- Written exercise
Read the entries below and pull out each line with the string "title".

Stored data
★ ★ ★ ★ ★

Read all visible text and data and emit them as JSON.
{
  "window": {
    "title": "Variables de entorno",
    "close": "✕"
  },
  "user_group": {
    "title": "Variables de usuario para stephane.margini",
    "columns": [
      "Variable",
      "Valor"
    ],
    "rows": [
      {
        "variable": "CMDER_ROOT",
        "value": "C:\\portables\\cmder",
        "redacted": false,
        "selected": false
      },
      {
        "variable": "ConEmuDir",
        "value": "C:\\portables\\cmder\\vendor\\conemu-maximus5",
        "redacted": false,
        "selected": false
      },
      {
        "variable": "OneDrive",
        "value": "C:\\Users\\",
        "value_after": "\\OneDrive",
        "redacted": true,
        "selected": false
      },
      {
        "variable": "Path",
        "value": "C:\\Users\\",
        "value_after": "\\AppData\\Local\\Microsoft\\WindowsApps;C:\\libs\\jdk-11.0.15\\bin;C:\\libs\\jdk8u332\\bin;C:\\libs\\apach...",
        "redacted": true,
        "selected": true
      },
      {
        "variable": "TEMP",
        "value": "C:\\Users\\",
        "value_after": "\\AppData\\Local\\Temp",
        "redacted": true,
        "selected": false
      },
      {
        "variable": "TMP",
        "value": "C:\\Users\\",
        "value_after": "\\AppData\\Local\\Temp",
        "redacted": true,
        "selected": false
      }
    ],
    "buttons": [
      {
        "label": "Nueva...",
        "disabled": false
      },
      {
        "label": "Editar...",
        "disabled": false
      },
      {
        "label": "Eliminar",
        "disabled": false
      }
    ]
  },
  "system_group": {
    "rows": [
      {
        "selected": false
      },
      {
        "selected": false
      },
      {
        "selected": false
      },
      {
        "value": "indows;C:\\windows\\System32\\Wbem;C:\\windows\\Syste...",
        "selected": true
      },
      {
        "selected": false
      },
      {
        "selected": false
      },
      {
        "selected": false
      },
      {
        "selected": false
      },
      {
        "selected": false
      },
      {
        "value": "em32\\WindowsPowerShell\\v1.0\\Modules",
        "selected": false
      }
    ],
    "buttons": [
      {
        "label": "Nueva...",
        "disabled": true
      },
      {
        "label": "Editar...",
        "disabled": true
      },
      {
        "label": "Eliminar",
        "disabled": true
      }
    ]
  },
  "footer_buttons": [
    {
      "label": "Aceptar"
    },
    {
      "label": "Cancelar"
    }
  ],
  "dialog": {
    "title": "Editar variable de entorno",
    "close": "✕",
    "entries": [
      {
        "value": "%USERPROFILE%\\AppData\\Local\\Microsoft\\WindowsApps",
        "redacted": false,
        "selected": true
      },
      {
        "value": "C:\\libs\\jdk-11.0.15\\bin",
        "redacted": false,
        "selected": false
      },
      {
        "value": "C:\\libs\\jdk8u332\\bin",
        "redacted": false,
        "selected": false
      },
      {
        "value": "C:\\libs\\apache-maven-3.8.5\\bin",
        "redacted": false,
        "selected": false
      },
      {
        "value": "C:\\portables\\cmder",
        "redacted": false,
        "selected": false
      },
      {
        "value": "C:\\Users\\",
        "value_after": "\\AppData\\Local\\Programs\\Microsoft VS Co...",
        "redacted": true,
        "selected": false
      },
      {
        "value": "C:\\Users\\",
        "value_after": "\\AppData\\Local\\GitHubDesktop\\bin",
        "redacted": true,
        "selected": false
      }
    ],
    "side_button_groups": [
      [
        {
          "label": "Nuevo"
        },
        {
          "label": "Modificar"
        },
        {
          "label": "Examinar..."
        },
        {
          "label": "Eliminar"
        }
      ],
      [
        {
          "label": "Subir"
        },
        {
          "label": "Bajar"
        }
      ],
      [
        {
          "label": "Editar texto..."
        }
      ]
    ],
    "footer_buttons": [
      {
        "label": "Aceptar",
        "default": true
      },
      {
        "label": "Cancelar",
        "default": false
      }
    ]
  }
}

★ ★ ★ ★ ★

- Exercise result
    "title": "Variables de entorno",
    "title": "Variables de usuario para stephane.margini",
    "title": "Editar variable de entorno",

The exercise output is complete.